───── Records for this exercise ─────

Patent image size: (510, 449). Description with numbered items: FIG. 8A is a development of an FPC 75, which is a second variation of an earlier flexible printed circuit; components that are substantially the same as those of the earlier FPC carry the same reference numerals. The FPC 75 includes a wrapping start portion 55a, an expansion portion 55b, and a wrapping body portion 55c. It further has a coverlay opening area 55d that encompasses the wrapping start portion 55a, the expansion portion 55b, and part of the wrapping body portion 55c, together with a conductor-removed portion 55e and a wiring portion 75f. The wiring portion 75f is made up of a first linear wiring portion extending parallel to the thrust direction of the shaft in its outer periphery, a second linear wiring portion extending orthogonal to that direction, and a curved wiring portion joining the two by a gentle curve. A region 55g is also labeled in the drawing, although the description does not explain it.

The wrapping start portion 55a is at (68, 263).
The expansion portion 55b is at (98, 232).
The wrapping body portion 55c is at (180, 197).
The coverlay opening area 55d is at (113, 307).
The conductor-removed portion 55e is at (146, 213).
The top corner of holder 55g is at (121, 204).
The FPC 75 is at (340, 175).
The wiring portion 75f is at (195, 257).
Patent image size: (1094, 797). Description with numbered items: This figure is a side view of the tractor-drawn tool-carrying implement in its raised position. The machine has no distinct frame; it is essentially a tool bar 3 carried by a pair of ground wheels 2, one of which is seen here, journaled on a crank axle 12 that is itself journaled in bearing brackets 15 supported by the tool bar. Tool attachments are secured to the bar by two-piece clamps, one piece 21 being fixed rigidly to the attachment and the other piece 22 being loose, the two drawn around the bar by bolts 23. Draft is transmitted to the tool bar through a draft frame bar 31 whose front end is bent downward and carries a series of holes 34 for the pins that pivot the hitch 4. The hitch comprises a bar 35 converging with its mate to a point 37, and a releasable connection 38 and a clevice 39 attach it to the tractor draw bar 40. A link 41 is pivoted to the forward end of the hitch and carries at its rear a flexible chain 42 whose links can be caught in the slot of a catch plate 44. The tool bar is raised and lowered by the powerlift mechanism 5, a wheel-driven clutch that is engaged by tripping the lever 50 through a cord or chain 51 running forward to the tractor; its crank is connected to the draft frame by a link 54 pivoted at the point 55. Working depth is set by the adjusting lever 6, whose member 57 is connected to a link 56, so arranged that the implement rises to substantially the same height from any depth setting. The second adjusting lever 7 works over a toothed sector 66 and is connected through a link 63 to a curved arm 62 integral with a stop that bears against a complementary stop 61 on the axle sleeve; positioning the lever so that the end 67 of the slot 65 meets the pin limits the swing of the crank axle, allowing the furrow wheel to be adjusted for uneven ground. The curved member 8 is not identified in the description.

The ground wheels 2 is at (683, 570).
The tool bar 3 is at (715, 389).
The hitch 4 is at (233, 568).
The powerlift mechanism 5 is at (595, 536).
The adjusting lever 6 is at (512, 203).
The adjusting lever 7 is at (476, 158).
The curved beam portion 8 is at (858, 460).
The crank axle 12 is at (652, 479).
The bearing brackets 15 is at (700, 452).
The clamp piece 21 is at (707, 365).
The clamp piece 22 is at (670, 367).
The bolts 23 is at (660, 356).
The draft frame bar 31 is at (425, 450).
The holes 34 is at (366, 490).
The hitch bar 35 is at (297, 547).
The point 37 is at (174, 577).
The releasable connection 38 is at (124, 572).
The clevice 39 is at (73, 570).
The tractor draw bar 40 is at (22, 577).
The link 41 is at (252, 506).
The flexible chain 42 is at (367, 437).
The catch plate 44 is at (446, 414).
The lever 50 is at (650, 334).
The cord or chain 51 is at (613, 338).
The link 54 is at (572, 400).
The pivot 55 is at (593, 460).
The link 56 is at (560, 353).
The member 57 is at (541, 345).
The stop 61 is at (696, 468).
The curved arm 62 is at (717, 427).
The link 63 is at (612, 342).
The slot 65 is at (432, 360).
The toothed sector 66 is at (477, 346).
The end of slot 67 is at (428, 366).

─────

Aim of the task
Print every row above verbatim, changing nothing.

Solution to the exercise
Patent image size: (510, 449). Description with numbered items: FIG. 8A is a development of an FPC 75, which is a second variation of an earlier flexible printed circuit; components that are substantially the same as those of the earlier FPC carry the same reference numerals. The FPC 75 includes a wrapping start portion 55a, an expansion portion 55b, and a wrapping body portion 55c. It further has a coverlay opening area 55d that encompasses the wrapping start portion 55a, the expansion portion 55b, and part of the wrapping body portion 55c, together with a conductor-removed portion 55e and a wiring portion 75f. The wiring portion 75f is made up of a first linear wiring portion extending parallel to the thrust direction of the shaft in its outer periphery, a second linear wiring portion extending orthogonal to that direction, and a curved wiring portion joining the two by a gentle curve. A region 55g is also labeled in the drawing, although the description does not explain it.

The wrapping start portion 55a is at (68, 263).
The expansion portion 55b is at (98, 232).
The wrapping body portion 55c is at (180, 197).
The coverlay opening area 55d is at (113, 307).
The conductor-removed portion 55e is at (146, 213).
The top corner of holder 55g is at (121, 204).
The FPC 75 is at (340, 175).
The wiring portion 75f is at (195, 257).
Patent image size: (1094, 797). Description with numbered items: This figure is a side view of the tractor-drawn tool-carrying implement in its raised position. The machine has no distinct frame; it is essentially a tool bar 3 carried by a pair of ground wheels 2, one of which is seen here, journaled on a crank axle 12 that is itself journaled in bearing brackets 15 supported by the tool bar. Tool attachments are secured to the bar by two-piece clamps, one piece 21 being fixed rigidly to the attachment and the other piece 22 being loose, the two drawn around the bar by bolts 23. Draft is transmitted to the tool bar through a draft frame bar 31 whose front end is bent downward and carries a series of holes 34 for the pins that pivot the hitch 4. The hitch comprises a bar 35 converging with its mate to a point 37, and a releasable connection 38 and a clevice 39 attach it to the tractor draw bar 40. A link 41 is pivoted to the forward end of the hitch and carries at its rear a flexible chain 42 whose links can be caught in the slot of a catch plate 44. The tool bar is raised and lowered by the powerlift mechanism 5, a wheel-driven clutch that is engaged by tripping the lever 50 through a cord or chain 51 running forward to the tractor; its crank is connected to the draft frame by a link 54 pivoted at the point 55. Working depth is set by the adjusting lever 6, whose member 57 is connected to a link 56, so arranged that the implement rises to substantially the same height from any depth setting. The second adjusting lever 7 works over a toothed sector 66 and is connected through a link 63 to a curved arm 62 integral with a stop that bears against a complementary stop 61 on the axle sleeve; positioning the lever so that the end 67 of the slot 65 meets the pin limits the swing of the crank axle, allowing the furrow wheel to be adjusted for uneven ground. The curved member 8 is not identified in the description.

The ground wheels 2 is at (683, 570).
The tool bar 3 is at (715, 389).
The hitch 4 is at (233, 568).
The powerlift mechanism 5 is at (595, 536).
The adjusting lever 6 is at (512, 203).
The adjusting lever 7 is at (476, 158).
The curved beam portion 8 is at (858, 460).
The crank axle 12 is at (652, 479).
The bearing brackets 15 is at (700, 452).
The clamp piece 21 is at (707, 365).
The clamp piece 22 is at (670, 367).
The bolts 23 is at (660, 356).
The draft frame bar 31 is at (425, 450).
The holes 34 is at (366, 490).
The hitch bar 35 is at (297, 547).
The point 37 is at (174, 577).
The releasable connection 38 is at (124, 572).
The clevice 39 is at (73, 570).
The tractor draw bar 40 is at (22, 577).
The link 41 is at (252, 506).
The flexible chain 42 is at (367, 437).
The catch plate 44 is at (446, 414).
The lever 50 is at (650, 334).
The cord or chain 51 is at (613, 338).
The link 54 is at (572, 400).
The pivot 55 is at (593, 460).
The link 56 is at (560, 353).
The member 57 is at (541, 345).
The stop 61 is at (696, 468).
The curved arm 62 is at (717, 427).
The link 63 is at (612, 342).
The slot 65 is at (432, 360).
The toothed sector 66 is at (477, 346).
The end of slot 67 is at (428, 366).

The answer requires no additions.